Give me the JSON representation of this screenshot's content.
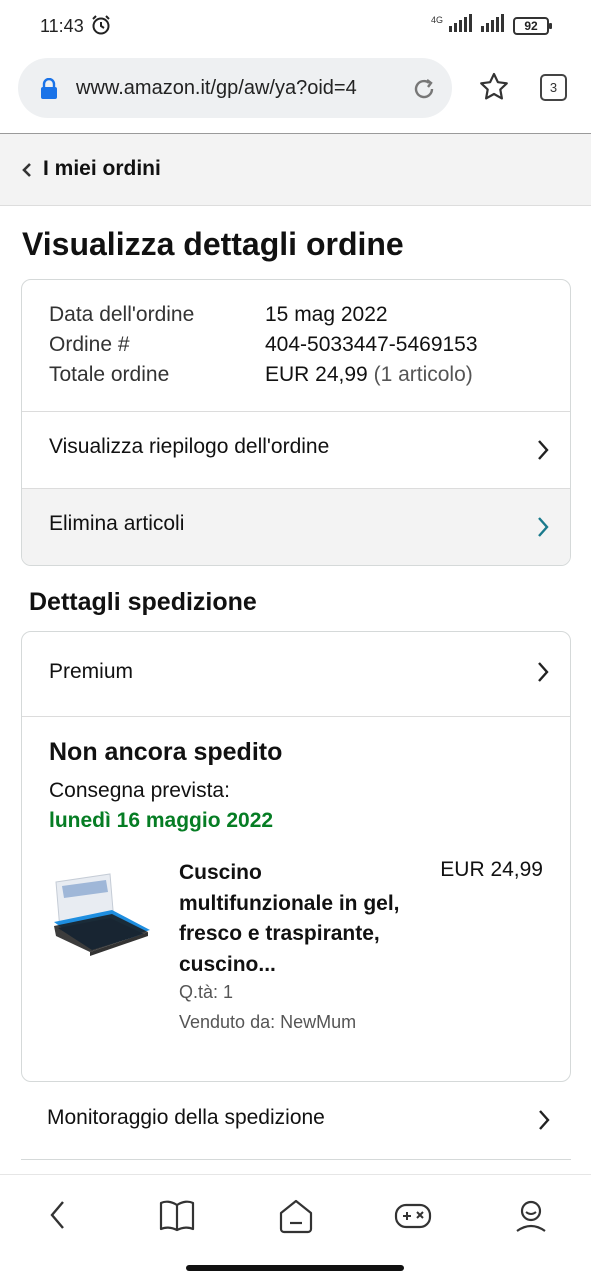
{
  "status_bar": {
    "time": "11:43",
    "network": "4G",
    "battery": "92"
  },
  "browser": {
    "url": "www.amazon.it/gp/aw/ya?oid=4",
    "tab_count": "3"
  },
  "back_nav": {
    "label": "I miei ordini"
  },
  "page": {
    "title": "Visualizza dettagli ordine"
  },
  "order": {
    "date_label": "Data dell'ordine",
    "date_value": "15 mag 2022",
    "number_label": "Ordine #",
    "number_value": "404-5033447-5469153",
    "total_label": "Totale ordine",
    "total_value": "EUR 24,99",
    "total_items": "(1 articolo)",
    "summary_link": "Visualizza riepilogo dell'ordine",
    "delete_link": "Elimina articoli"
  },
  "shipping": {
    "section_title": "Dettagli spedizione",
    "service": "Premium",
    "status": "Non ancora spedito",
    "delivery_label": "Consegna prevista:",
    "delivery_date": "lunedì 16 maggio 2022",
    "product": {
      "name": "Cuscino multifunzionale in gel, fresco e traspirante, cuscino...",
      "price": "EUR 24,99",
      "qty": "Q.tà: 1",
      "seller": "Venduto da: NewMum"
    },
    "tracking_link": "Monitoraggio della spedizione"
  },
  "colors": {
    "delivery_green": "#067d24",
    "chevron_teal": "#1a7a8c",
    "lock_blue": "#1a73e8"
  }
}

***

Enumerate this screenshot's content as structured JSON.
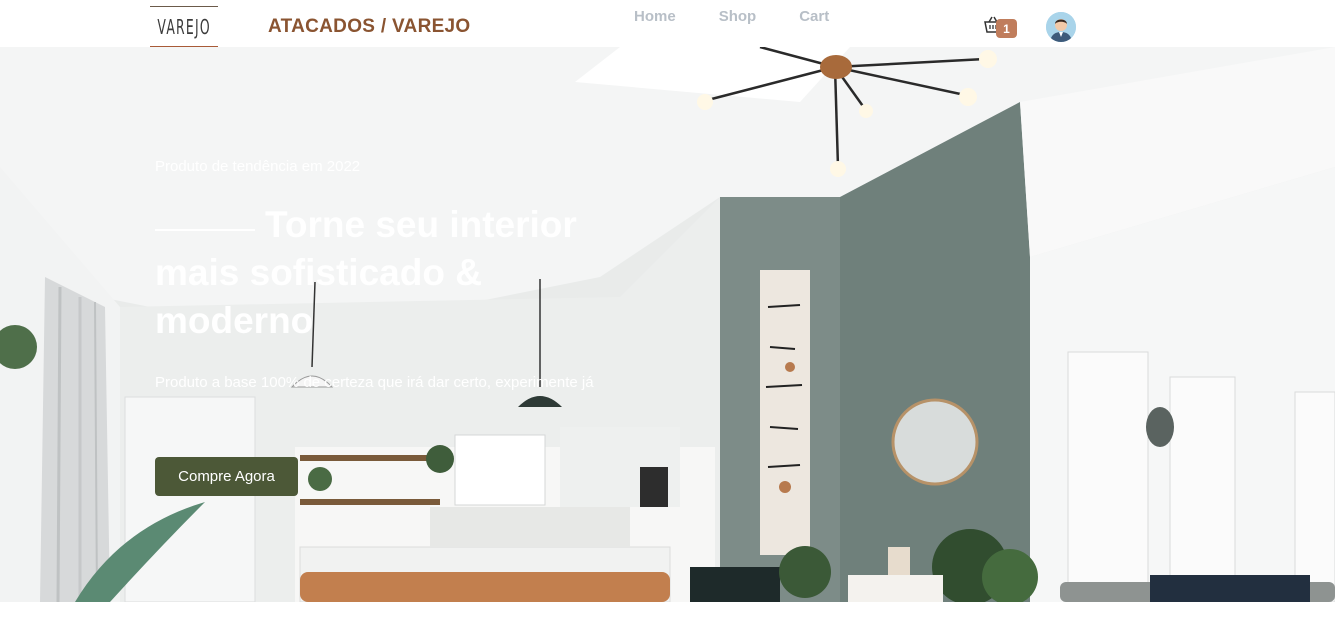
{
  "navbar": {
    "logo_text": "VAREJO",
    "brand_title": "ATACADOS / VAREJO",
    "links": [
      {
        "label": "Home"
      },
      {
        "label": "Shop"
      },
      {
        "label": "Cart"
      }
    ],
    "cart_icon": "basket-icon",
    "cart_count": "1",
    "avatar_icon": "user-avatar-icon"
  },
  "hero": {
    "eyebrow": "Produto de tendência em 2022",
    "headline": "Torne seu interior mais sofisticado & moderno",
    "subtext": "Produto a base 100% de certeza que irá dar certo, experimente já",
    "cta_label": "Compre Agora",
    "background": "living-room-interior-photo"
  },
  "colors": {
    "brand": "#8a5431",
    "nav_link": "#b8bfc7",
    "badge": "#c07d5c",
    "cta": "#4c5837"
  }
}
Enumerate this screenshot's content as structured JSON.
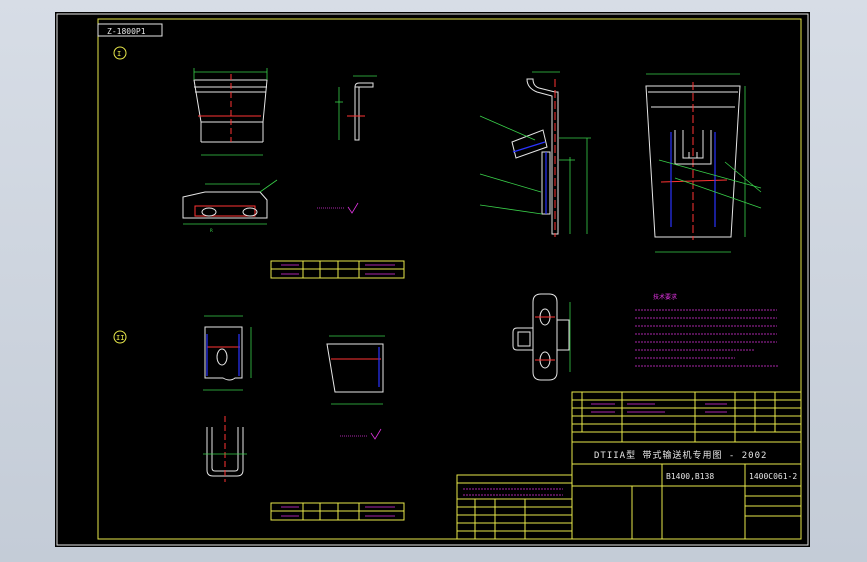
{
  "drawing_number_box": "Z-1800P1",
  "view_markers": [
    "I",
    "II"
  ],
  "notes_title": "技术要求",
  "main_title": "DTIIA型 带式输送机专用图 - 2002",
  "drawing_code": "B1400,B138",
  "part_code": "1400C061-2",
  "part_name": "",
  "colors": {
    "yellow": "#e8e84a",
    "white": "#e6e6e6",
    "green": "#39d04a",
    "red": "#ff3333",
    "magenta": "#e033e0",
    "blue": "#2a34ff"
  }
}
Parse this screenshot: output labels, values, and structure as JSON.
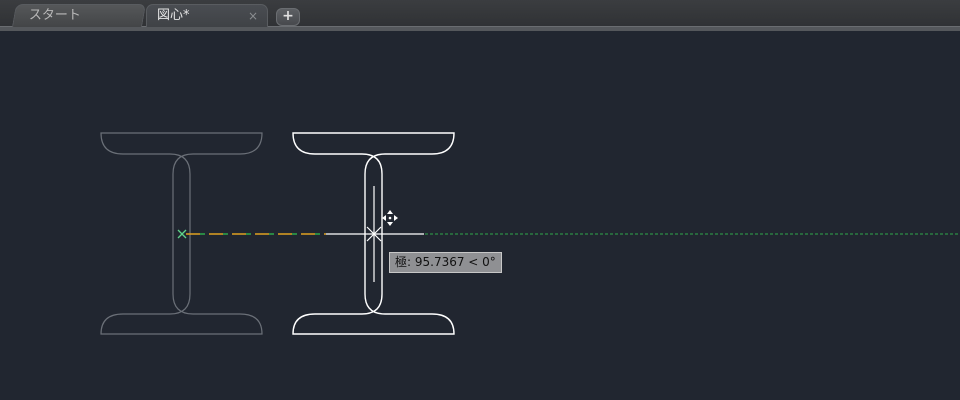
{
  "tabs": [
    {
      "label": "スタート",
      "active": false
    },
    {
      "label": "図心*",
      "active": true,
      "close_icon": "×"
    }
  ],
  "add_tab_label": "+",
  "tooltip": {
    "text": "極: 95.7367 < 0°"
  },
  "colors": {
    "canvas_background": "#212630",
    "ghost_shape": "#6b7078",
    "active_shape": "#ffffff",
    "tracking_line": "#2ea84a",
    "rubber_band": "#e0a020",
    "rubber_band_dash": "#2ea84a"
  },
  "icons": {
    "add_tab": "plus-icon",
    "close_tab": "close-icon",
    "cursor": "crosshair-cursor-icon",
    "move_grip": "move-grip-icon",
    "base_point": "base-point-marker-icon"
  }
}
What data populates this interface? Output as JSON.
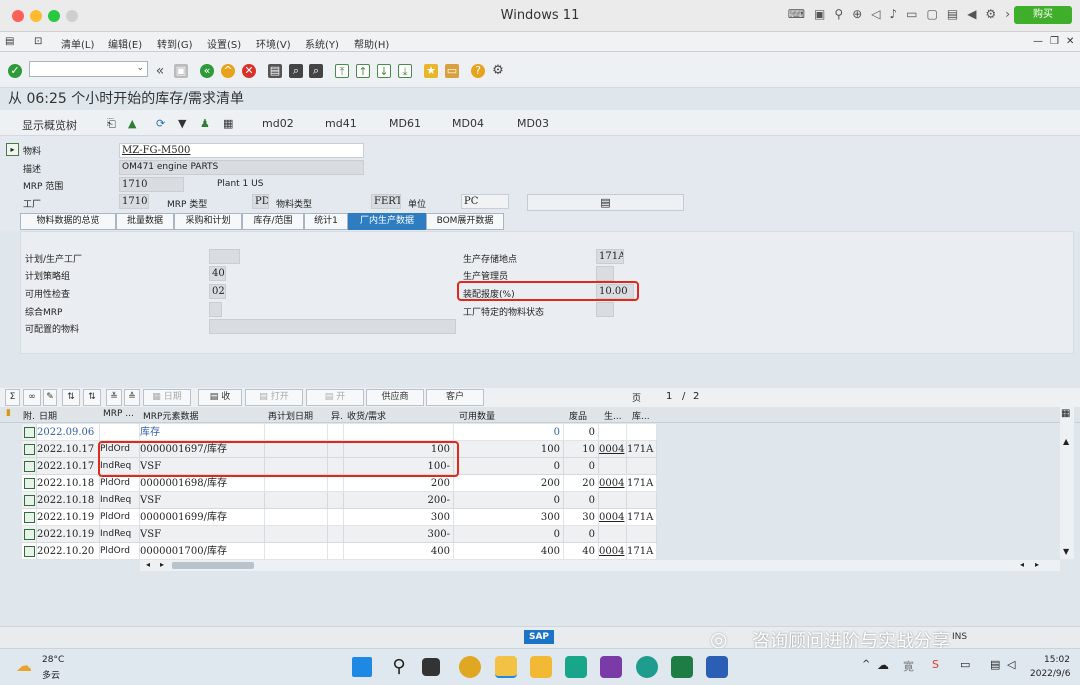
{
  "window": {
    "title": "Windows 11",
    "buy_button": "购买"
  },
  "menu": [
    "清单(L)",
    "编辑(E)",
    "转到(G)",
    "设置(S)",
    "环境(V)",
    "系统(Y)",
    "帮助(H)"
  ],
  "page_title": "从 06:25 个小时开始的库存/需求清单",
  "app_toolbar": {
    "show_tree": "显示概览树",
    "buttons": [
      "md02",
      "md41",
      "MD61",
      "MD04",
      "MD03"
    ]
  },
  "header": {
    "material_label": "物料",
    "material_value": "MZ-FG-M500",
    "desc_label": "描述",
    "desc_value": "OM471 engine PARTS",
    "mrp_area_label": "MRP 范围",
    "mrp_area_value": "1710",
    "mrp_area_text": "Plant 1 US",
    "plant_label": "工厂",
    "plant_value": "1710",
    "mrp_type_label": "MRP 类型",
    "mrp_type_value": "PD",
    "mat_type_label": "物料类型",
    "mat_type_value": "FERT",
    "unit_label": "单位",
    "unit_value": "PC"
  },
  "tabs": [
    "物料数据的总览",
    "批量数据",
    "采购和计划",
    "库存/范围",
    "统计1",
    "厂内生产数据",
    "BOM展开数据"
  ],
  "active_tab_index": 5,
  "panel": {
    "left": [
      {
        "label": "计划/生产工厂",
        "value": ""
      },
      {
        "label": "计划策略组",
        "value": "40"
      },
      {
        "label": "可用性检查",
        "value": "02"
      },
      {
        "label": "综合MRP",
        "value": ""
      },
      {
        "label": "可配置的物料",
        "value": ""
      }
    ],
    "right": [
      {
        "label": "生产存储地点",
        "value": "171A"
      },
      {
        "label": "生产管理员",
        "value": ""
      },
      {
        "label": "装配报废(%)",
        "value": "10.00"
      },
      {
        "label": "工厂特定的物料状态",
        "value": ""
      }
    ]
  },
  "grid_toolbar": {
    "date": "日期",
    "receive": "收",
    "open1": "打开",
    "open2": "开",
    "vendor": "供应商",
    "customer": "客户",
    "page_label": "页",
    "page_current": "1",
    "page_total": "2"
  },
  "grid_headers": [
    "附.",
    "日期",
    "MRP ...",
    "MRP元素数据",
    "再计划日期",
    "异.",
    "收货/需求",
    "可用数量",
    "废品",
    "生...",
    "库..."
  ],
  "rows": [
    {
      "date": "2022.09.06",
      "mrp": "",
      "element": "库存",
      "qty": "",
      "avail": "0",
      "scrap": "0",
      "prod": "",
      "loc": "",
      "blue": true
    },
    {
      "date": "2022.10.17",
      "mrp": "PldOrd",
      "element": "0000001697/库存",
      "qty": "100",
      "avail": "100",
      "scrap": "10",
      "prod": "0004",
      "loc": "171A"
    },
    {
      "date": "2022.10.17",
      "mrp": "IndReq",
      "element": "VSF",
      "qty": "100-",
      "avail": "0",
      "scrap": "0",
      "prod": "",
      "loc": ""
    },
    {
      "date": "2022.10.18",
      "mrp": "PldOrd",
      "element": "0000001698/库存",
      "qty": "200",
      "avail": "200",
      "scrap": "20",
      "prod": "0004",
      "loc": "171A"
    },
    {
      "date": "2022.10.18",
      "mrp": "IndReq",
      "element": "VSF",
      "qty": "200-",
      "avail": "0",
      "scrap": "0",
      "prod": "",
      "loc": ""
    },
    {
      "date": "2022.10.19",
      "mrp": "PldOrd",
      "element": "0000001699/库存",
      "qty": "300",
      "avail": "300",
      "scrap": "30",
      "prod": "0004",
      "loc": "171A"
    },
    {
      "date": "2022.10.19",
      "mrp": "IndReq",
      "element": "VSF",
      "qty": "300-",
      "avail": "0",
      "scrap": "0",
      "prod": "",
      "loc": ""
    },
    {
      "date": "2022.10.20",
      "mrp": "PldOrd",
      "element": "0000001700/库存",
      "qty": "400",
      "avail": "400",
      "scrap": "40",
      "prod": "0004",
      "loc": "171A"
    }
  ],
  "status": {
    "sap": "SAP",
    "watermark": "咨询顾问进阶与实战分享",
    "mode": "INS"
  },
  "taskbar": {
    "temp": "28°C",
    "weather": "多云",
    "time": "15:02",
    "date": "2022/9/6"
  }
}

***

**REQUEST**
Gather from the entries above all lines that include the string "screenshot".

**EXERCISE RESULT**
Give me the JSON representation of this screenshot's content.
Enumerate this screenshot's content as structured JSON.
Enumerate this screenshot's content as structured JSON.
Parse this screenshot: output labels, values, and structure as JSON.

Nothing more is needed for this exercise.